----- PROVIDED RECORDS -----

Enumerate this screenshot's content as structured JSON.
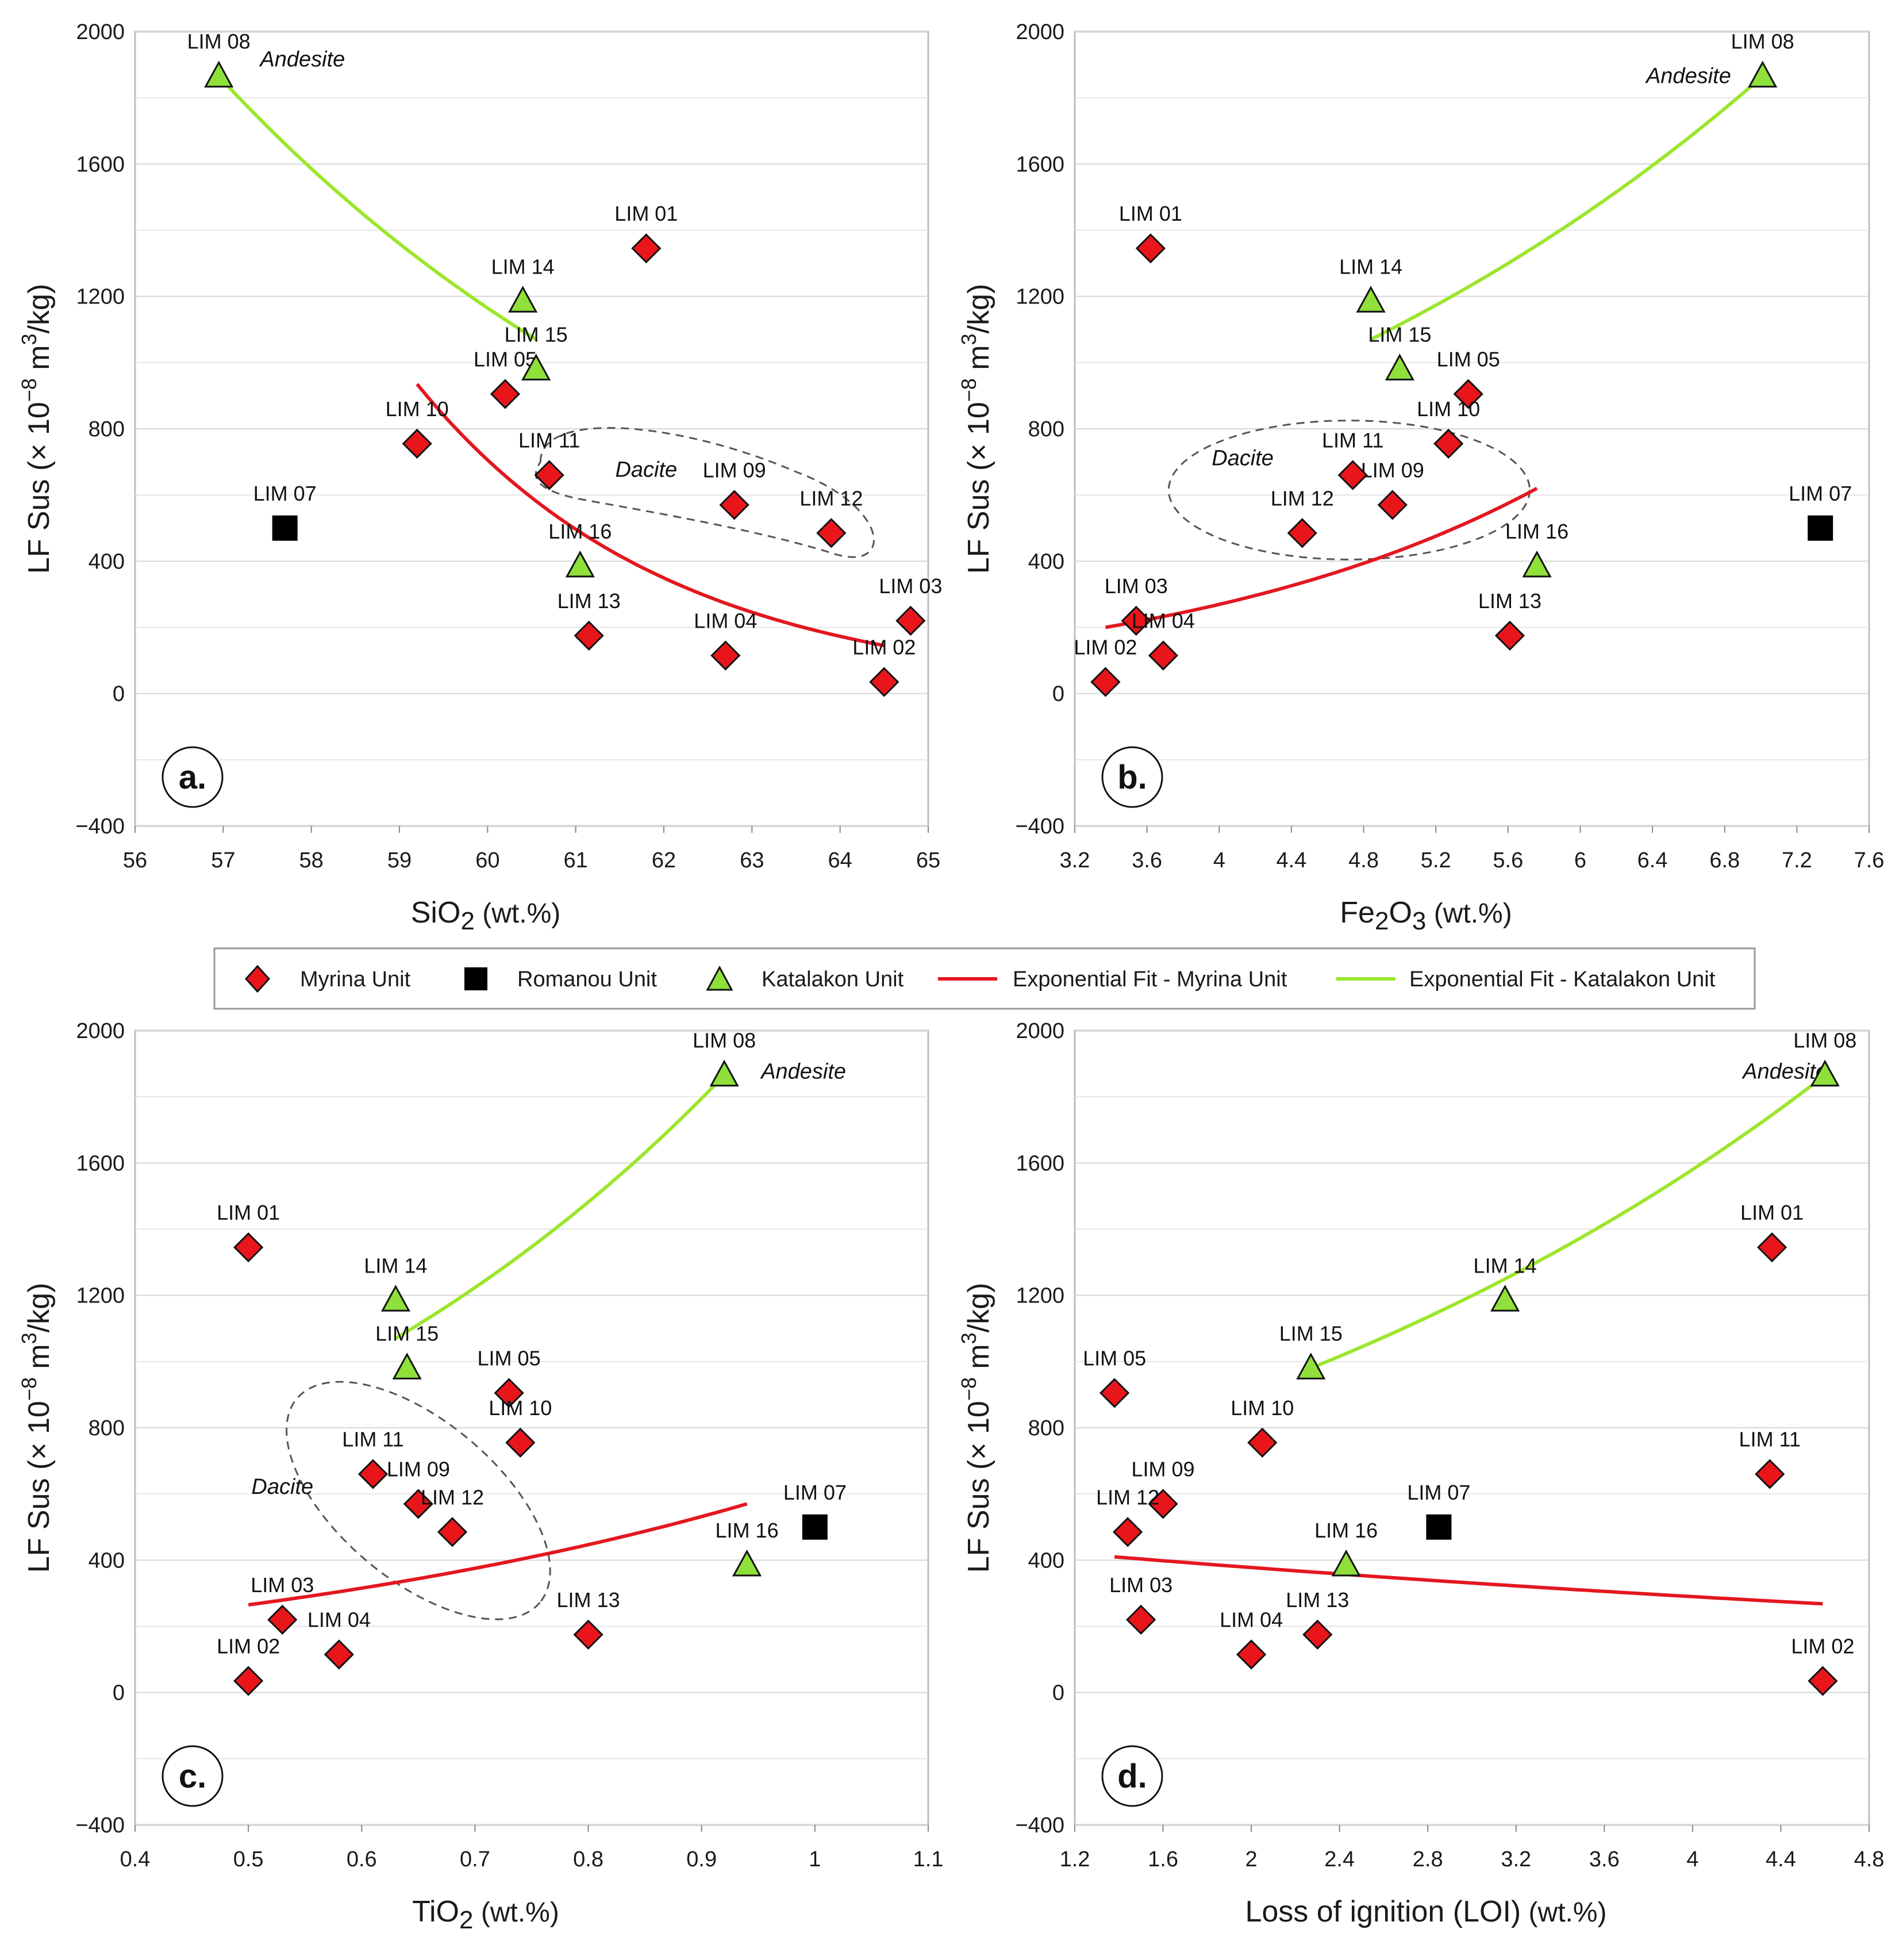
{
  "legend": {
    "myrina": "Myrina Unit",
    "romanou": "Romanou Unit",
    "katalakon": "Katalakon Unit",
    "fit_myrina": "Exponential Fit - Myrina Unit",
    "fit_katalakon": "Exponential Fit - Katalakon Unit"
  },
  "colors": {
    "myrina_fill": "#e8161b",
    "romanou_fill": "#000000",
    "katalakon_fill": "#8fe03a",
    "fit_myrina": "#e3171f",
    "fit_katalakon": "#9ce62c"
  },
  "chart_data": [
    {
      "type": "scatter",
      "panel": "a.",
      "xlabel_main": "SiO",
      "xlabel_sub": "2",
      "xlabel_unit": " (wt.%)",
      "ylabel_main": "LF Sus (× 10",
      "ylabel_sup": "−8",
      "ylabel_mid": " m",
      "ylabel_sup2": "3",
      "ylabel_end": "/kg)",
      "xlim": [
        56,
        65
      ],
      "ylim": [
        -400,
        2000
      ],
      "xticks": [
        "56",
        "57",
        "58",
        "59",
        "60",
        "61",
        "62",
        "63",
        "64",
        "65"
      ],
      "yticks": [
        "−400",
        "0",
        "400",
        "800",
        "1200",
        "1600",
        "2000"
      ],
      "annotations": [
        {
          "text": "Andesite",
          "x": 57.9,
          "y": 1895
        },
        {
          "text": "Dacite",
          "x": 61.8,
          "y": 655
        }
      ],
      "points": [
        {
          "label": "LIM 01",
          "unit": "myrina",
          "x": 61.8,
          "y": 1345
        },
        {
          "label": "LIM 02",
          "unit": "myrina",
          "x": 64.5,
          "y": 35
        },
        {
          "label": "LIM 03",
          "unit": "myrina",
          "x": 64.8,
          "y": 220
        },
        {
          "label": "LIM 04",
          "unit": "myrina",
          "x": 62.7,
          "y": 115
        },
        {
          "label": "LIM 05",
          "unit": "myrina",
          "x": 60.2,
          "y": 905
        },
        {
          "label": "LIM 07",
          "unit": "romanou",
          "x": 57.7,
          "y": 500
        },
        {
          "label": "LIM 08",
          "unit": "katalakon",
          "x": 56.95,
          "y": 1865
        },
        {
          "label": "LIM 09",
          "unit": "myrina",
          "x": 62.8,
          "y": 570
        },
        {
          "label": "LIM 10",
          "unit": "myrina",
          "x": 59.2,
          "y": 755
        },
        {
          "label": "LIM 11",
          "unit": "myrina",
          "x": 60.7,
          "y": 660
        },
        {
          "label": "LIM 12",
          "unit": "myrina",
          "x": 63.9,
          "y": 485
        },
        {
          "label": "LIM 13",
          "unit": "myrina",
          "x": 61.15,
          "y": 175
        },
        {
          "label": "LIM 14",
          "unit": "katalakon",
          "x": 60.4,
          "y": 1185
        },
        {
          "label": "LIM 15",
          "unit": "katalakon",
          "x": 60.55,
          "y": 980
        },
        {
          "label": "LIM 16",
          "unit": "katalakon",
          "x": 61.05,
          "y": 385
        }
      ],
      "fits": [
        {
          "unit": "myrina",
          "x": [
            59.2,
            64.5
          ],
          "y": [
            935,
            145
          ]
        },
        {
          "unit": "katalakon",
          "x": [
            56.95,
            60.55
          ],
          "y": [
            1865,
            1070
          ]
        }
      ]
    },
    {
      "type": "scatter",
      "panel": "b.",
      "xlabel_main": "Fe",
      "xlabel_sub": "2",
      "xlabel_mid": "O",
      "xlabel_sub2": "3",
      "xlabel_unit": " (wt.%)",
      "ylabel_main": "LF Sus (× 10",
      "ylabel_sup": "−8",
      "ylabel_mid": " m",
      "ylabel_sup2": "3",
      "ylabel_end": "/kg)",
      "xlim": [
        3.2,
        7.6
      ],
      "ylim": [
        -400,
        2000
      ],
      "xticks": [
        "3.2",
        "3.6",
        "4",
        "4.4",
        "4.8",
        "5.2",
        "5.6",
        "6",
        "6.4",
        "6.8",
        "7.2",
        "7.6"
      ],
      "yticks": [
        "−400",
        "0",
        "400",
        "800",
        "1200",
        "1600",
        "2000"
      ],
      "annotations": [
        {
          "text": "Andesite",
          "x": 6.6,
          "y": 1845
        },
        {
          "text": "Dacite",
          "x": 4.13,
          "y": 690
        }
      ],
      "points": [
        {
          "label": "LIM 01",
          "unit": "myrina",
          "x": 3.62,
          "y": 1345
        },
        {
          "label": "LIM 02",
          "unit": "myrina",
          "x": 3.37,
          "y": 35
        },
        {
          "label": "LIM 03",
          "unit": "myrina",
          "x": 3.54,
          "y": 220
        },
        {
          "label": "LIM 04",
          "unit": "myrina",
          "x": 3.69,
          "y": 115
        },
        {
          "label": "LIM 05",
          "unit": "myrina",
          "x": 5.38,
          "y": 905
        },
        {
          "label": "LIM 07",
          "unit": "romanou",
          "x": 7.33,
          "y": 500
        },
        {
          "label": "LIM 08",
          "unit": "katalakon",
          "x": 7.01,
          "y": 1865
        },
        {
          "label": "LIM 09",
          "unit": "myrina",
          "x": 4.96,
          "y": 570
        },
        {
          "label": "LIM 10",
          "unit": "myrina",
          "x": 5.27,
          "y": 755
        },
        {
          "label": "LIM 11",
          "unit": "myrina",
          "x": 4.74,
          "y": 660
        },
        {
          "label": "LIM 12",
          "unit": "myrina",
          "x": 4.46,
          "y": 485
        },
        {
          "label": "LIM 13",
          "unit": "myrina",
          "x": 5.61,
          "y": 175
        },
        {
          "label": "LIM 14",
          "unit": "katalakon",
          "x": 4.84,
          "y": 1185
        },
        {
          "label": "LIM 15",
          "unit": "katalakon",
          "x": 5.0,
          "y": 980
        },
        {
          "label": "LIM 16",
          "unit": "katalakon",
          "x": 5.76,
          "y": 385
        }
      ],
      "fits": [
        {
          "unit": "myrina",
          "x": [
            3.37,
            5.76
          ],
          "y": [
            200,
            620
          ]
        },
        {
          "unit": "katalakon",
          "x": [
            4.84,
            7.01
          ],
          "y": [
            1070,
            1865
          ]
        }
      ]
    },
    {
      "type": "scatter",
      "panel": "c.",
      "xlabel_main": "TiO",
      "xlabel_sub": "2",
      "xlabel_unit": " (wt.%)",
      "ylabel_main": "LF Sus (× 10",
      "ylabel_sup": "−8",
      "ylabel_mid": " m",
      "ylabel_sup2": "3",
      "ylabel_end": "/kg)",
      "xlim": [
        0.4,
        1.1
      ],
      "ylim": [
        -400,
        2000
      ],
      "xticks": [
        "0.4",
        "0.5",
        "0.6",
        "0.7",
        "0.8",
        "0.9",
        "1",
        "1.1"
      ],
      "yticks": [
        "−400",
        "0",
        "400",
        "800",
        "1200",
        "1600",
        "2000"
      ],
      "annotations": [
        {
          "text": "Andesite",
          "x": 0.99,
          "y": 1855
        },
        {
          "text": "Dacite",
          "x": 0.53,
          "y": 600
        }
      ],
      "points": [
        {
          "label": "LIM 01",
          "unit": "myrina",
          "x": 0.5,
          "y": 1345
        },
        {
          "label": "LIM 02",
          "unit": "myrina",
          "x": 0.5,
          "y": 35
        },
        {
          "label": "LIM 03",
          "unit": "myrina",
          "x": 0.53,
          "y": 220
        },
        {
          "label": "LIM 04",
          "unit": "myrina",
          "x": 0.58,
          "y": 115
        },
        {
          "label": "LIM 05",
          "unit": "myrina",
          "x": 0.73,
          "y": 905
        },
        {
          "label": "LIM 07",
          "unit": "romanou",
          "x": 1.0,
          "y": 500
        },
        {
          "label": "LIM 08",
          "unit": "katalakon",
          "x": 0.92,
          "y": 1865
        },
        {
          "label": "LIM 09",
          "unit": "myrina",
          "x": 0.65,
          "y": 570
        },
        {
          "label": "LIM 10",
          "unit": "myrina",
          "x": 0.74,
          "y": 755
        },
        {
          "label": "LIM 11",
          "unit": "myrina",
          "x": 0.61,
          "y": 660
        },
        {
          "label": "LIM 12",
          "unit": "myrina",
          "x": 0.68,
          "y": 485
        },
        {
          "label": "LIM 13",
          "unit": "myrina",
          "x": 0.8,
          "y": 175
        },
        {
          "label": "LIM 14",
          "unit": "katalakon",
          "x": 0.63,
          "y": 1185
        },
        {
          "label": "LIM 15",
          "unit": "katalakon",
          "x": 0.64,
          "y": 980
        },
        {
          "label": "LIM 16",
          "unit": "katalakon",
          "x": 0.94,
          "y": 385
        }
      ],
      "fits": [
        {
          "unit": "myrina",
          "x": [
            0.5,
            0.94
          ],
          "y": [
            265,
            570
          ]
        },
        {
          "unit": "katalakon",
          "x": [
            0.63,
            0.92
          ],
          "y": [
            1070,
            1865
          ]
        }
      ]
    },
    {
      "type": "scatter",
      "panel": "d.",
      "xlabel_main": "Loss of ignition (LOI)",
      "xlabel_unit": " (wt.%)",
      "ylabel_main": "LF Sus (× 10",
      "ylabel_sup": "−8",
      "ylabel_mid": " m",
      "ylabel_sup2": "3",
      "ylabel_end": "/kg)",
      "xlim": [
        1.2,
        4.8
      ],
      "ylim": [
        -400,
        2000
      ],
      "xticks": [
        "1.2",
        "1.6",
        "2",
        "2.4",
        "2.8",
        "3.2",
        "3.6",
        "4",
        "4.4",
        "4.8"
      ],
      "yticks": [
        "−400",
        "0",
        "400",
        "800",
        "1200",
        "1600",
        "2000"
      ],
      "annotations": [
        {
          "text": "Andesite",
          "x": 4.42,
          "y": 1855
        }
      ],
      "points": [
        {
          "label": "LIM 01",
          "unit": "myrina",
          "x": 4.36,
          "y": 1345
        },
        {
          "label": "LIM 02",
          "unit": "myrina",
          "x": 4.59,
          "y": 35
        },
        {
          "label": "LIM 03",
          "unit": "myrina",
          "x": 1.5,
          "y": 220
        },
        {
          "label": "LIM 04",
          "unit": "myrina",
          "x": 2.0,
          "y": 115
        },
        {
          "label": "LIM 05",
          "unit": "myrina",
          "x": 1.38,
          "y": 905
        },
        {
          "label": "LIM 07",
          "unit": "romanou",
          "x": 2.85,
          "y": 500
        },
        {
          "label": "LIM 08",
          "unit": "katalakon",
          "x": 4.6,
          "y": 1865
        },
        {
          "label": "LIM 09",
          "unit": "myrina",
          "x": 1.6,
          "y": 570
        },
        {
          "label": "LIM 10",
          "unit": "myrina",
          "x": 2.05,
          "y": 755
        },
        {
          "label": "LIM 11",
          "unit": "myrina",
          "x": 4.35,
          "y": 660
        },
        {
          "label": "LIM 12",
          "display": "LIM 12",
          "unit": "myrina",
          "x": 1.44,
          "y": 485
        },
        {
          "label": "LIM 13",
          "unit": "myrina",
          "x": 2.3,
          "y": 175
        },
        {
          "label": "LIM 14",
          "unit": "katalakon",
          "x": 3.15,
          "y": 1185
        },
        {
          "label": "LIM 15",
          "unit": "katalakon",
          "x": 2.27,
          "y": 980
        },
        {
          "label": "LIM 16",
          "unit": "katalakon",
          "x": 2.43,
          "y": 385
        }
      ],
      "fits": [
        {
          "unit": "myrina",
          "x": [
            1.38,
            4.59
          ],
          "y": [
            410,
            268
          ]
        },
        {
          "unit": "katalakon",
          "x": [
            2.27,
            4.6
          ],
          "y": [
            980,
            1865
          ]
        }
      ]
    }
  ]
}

-----

[WRITTEN TASK]: Each line containing the word "Exponential" counts once; say how many such lines there are, giving only the number.

[COMPLETED EXERCISE]: 2